◆ BRIEF
Your answer should be only a number: how many lines include the word "North".

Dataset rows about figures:
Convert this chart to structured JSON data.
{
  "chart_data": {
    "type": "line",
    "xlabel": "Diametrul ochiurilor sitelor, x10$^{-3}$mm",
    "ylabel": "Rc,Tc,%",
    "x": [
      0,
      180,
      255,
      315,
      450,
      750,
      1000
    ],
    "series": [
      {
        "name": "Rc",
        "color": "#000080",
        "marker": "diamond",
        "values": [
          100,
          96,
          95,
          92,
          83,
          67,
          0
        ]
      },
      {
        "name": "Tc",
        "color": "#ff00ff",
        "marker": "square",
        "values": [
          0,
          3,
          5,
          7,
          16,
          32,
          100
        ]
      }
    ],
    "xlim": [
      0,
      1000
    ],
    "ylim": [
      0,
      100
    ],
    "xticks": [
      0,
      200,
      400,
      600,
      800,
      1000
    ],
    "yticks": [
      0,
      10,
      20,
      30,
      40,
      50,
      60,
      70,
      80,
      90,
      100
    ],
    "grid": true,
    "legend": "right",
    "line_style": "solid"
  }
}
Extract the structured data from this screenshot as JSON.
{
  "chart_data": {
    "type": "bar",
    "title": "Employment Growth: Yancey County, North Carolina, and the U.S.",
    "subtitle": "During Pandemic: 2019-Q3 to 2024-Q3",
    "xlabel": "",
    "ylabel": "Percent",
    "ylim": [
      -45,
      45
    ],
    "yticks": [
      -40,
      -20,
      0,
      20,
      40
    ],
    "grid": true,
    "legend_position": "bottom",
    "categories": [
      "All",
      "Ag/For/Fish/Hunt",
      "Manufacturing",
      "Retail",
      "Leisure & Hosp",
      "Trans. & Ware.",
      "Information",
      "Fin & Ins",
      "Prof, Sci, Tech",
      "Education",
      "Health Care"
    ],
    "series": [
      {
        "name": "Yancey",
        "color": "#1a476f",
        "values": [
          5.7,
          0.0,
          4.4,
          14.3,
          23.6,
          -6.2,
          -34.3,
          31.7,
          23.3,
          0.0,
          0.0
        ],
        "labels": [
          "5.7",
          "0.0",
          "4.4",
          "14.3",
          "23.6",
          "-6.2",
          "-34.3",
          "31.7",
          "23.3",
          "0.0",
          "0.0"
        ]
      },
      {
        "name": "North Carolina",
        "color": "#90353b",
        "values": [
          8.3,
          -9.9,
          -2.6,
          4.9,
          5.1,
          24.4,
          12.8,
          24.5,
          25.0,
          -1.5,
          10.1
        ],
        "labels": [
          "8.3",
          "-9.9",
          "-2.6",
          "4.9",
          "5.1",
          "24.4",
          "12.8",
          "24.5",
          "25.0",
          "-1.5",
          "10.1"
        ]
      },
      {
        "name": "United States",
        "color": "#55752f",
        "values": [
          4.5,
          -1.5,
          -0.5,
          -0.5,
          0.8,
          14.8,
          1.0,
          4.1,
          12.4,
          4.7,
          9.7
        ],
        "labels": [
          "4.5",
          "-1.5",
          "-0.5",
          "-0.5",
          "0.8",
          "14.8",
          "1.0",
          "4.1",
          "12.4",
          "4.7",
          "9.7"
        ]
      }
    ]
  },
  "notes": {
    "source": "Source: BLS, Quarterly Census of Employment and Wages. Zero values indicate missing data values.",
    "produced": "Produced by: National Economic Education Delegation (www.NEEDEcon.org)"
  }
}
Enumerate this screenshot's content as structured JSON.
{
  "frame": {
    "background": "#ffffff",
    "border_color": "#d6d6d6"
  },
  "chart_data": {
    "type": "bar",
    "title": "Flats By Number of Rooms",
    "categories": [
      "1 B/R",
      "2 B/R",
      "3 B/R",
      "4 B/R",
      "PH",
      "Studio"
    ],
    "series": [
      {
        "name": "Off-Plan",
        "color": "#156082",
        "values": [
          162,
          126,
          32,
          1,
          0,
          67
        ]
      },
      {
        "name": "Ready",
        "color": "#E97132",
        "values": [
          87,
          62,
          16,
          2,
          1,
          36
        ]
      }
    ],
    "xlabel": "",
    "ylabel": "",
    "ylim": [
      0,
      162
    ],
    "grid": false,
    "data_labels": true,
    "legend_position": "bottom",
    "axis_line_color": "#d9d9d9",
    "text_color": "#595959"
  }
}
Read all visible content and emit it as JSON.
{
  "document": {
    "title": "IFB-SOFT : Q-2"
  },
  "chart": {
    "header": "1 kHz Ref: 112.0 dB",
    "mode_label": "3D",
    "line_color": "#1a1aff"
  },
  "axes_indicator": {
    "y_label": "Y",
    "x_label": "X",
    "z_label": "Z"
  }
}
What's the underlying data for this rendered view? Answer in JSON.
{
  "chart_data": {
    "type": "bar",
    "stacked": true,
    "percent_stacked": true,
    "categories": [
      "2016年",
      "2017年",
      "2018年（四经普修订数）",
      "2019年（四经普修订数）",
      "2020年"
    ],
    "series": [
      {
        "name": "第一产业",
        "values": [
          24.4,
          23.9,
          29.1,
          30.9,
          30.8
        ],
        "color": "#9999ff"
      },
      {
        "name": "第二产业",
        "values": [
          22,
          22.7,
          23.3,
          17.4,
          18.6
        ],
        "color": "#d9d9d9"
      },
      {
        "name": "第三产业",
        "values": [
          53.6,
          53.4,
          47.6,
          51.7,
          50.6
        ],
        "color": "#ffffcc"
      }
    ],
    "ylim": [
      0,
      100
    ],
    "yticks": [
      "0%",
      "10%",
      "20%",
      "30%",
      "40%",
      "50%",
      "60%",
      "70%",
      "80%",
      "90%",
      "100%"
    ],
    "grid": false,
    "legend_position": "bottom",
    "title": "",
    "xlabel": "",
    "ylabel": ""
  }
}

◆ RESULT OF THE EXERCISE
2